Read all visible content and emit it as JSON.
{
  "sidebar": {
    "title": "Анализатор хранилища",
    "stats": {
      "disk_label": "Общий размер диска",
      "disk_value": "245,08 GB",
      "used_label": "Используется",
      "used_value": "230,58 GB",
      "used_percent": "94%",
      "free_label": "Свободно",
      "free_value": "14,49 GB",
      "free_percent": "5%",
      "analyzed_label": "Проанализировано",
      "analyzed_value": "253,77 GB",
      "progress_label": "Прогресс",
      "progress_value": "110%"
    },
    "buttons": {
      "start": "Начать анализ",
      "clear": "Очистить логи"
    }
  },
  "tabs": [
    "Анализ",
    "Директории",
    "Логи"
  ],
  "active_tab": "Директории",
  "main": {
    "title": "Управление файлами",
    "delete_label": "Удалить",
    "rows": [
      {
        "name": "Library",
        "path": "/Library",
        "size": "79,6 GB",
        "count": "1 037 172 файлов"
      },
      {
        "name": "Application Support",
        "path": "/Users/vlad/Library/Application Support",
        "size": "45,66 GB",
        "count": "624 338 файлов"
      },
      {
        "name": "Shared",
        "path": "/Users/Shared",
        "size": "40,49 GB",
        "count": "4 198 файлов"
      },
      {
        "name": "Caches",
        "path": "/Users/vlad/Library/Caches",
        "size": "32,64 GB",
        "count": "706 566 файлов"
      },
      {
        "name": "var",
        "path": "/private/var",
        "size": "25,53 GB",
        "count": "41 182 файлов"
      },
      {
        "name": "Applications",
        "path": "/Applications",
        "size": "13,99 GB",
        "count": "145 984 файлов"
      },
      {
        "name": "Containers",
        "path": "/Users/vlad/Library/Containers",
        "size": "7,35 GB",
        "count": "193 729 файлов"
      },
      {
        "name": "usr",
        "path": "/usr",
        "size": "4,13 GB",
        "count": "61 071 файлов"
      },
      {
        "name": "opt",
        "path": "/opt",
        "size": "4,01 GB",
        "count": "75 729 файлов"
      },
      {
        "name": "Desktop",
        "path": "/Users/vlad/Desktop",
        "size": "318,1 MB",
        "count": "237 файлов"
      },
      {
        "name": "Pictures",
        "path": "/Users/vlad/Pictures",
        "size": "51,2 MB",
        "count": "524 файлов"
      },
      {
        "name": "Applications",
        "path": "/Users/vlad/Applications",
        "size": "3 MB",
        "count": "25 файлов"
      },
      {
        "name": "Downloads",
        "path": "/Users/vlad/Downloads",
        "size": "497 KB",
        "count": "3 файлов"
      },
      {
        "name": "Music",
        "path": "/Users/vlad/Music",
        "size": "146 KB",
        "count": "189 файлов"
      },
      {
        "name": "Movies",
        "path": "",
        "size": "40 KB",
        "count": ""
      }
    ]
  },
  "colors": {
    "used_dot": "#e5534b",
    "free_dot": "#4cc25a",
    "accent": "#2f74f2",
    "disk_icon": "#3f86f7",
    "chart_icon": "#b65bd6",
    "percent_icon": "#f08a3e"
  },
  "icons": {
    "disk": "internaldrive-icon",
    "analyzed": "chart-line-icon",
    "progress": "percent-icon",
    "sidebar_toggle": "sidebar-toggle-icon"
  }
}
####################
# The request:
Determine the number of lines in these entries that contain the word "Downloads", and write only that number.

# Answer to the problem:
2